Supplied data:
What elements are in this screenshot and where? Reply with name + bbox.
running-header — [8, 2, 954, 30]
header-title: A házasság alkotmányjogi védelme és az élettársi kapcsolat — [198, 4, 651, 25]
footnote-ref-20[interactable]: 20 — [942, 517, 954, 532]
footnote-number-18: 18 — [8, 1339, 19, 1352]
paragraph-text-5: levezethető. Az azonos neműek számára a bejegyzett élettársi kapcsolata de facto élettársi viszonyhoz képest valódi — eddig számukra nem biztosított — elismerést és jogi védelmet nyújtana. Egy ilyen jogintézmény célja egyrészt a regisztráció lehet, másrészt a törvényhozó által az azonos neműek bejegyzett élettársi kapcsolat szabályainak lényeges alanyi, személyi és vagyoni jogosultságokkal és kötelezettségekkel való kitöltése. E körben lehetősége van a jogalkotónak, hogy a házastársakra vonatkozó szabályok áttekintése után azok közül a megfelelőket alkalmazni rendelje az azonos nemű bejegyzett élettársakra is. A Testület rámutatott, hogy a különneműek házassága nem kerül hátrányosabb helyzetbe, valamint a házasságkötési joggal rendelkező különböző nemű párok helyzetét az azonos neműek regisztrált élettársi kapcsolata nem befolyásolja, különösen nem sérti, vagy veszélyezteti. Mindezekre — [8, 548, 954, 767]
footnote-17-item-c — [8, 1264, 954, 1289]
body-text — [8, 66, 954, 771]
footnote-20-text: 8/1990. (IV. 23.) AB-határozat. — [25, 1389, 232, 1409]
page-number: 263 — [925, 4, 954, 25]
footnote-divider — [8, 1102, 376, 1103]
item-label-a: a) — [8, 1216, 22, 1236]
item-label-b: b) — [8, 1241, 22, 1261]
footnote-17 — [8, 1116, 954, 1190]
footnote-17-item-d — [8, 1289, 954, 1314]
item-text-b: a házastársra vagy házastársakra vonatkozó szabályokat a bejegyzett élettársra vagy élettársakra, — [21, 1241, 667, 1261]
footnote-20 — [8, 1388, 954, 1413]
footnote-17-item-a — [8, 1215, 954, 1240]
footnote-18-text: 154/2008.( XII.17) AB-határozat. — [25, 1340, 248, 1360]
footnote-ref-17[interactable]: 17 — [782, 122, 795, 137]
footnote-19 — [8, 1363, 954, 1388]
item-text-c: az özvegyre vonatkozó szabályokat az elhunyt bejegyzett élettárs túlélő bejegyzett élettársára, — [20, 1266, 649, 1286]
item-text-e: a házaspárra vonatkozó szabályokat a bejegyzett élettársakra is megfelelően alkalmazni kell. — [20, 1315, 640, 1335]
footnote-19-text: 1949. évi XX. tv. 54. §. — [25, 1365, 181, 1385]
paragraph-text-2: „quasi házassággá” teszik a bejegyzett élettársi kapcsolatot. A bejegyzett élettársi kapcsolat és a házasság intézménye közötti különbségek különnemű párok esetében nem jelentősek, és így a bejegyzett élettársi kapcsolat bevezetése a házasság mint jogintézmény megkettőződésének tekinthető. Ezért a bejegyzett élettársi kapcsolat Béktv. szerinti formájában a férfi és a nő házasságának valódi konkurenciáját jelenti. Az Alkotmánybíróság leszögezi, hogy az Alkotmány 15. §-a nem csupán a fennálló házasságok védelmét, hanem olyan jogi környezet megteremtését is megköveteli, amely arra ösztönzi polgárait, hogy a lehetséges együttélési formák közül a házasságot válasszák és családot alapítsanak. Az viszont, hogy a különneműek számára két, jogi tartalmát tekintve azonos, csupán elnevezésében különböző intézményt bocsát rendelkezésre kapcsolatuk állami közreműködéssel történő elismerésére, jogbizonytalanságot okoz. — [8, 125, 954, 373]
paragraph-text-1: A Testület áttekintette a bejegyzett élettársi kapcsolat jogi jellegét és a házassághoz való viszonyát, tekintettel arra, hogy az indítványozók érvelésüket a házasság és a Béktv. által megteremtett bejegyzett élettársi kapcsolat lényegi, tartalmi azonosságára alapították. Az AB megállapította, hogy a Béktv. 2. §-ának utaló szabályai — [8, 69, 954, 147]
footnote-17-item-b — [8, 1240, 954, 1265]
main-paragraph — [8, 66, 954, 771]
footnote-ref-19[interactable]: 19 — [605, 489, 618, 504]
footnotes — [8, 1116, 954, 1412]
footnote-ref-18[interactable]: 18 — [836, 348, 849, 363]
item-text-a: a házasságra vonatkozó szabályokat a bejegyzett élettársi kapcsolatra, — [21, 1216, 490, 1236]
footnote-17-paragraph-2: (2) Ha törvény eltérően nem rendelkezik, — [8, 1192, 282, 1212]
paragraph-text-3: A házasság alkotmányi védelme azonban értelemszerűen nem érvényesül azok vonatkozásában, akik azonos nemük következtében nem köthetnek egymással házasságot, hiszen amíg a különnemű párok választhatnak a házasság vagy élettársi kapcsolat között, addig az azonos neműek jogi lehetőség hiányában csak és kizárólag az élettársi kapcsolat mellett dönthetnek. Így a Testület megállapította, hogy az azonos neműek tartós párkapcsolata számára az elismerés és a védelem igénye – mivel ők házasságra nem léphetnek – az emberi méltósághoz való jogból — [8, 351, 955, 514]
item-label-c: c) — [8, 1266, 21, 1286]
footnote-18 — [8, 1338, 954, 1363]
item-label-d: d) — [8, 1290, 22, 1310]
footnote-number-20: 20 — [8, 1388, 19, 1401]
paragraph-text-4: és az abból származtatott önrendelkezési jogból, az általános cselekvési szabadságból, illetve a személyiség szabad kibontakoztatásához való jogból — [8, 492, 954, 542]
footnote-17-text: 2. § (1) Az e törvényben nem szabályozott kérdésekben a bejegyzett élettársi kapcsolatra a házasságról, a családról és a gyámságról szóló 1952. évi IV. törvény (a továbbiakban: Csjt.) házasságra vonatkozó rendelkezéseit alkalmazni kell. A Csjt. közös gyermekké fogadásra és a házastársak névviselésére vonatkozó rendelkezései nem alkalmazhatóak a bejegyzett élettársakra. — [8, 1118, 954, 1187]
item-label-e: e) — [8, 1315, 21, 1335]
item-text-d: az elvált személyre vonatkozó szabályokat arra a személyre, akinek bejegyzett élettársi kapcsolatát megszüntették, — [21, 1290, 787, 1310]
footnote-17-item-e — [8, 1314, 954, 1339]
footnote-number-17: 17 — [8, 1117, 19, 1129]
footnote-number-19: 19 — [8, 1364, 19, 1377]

What the task asks: Change every "interactable" in the records to "clickable", leaving all other text the same.

Final answer:
What elements are in this screenshot and where? Reply with name + bbox.
running-header — [8, 2, 954, 30]
header-title: A házasság alkotmányjogi védelme és az élettársi kapcsolat — [198, 4, 651, 25]
footnote-ref-20[clickable]: 20 — [942, 517, 954, 532]
footnote-number-18: 18 — [8, 1339, 19, 1352]
paragraph-text-5: levezethető. Az azonos neműek számára a bejegyzett élettársi kapcsolata de facto élettársi viszonyhoz képest valódi — eddig számukra nem biztosított — elismerést és jogi védelmet nyújtana. Egy ilyen jogintézmény célja egyrészt a regisztráció lehet, másrészt a törvényhozó által az azonos neműek bejegyzett élettársi kapcsolat szabályainak lényeges alanyi, személyi és vagyoni jogosultságokkal és kötelezettségekkel való kitöltése. E körben lehetősége van a jogalkotónak, hogy a házastársakra vonatkozó szabályok áttekintése után azok közül a megfelelőket alkalmazni rendelje az azonos nemű bejegyzett élettársakra is. A Testület rámutatott, hogy a különneműek házassága nem kerül hátrányosabb helyzetbe, valamint a házasságkötési joggal rendelkező különböző nemű párok helyzetét az azonos neműek regisztrált élettársi kapcsolata nem befolyásolja, különösen nem sérti, vagy veszélyezteti. Mindezekre — [8, 548, 954, 767]
footnote-17-item-c — [8, 1264, 954, 1289]
body-text — [8, 66, 954, 771]
footnote-20-text: 8/1990. (IV. 23.) AB-határozat. — [25, 1389, 232, 1409]
page-number: 263 — [925, 4, 954, 25]
footnote-divider — [8, 1102, 376, 1103]
item-label-a: a) — [8, 1216, 22, 1236]
item-label-b: b) — [8, 1241, 22, 1261]
footnote-17 — [8, 1116, 954, 1190]
footnote-17-item-d — [8, 1289, 954, 1314]
item-text-b: a házastársra vagy házastársakra vonatkozó szabályokat a bejegyzett élettársra vagy élettársakra, — [21, 1241, 667, 1261]
footnote-20 — [8, 1388, 954, 1413]
footnote-17-item-a — [8, 1215, 954, 1240]
footnote-18-text: 154/2008.( XII.17) AB-határozat. — [25, 1340, 248, 1360]
footnote-ref-17[clickable]: 17 — [782, 122, 795, 137]
footnote-19 — [8, 1363, 954, 1388]
item-text-c: az özvegyre vonatkozó szabályokat az elhunyt bejegyzett élettárs túlélő bejegyzett élettársára, — [20, 1266, 649, 1286]
item-text-e: a házaspárra vonatkozó szabályokat a bejegyzett élettársakra is megfelelően alkalmazni kell. — [20, 1315, 640, 1335]
footnote-19-text: 1949. évi XX. tv. 54. §. — [25, 1365, 181, 1385]
paragraph-text-2: „quasi házassággá” teszik a bejegyzett élettársi kapcsolatot. A bejegyzett élettársi kapcsolat és a házasság intézménye közötti különbségek különnemű párok esetében nem jelentősek, és így a bejegyzett élettársi kapcsolat bevezetése a házasság mint jogintézmény megkettőződésének tekinthető. Ezért a bejegyzett élettársi kapcsolat Béktv. szerinti formájában a férfi és a nő házasságának valódi konkurenciáját jelenti. Az Alkotmánybíróság leszögezi, hogy az Alkotmány 15. §-a nem csupán a fennálló házasságok védelmét, hanem olyan jogi környezet megteremtését is megköveteli, amely arra ösztönzi polgárait, hogy a lehetséges együttélési formák közül a házasságot válasszák és családot alapítsanak. Az viszont, hogy a különneműek számára két, jogi tartalmát tekintve azonos, csupán elnevezésében különböző intézményt bocsát rendelkezésre kapcsolatuk állami közreműködéssel történő elismerésére, jogbizonytalanságot okoz. — [8, 125, 954, 373]
paragraph-text-1: A Testület áttekintette a bejegyzett élettársi kapcsolat jogi jellegét és a házassághoz való viszonyát, tekintettel arra, hogy az indítványozók érvelésüket a házasság és a Béktv. által megteremtett bejegyzett élettársi kapcsolat lényegi, tartalmi azonosságára alapították. Az AB megállapította, hogy a Béktv. 2. §-ának utaló szabályai — [8, 69, 954, 147]
footnote-17-item-b — [8, 1240, 954, 1265]
main-paragraph — [8, 66, 954, 771]
footnote-ref-19[clickable]: 19 — [605, 489, 618, 504]
footnotes — [8, 1116, 954, 1412]
footnote-ref-18[clickable]: 18 — [836, 348, 849, 363]
item-text-a: a házasságra vonatkozó szabályokat a bejegyzett élettársi kapcsolatra, — [21, 1216, 490, 1236]
footnote-17-paragraph-2: (2) Ha törvény eltérően nem rendelkezik, — [8, 1192, 282, 1212]
paragraph-text-3: A házasság alkotmányi védelme azonban értelemszerűen nem érvényesül azok vonatkozásában, akik azonos nemük következtében nem köthetnek egymással házasságot, hiszen amíg a különnemű párok választhatnak a házasság vagy élettársi kapcsolat között, addig az azonos neműek jogi lehetőség hiányában csak és kizárólag az élettársi kapcsolat mellett dönthetnek. Így a Testület megállapította, hogy az azonos neműek tartós párkapcsolata számára az elismerés és a védelem igénye – mivel ők házasságra nem léphetnek – az emberi méltósághoz való jogból — [8, 351, 955, 514]
item-label-c: c) — [8, 1266, 21, 1286]
footnote-18 — [8, 1338, 954, 1363]
item-label-d: d) — [8, 1290, 22, 1310]
footnote-number-20: 20 — [8, 1388, 19, 1401]
paragraph-text-4: és az abból származtatott önrendelkezési jogból, az általános cselekvési szabadságból, illetve a személyiség szabad kibontakoztatásához való jogból — [8, 492, 954, 542]
footnote-17-text: 2. § (1) Az e törvényben nem szabályozott kérdésekben a bejegyzett élettársi kapcsolatra a házasságról, a családról és a gyámságról szóló 1952. évi IV. törvény (a továbbiakban: Csjt.) házasságra vonatkozó rendelkezéseit alkalmazni kell. A Csjt. közös gyermekké fogadásra és a házastársak névviselésére vonatkozó rendelkezései nem alkalmazhatóak a bejegyzett élettársakra. — [8, 1118, 954, 1187]
item-label-e: e) — [8, 1315, 21, 1335]
item-text-d: az elvált személyre vonatkozó szabályokat arra a személyre, akinek bejegyzett élettársi kapcsolatát megszüntették, — [21, 1290, 787, 1310]
footnote-17-item-e — [8, 1314, 954, 1339]
footnote-number-17: 17 — [8, 1117, 19, 1129]
footnote-number-19: 19 — [8, 1364, 19, 1377]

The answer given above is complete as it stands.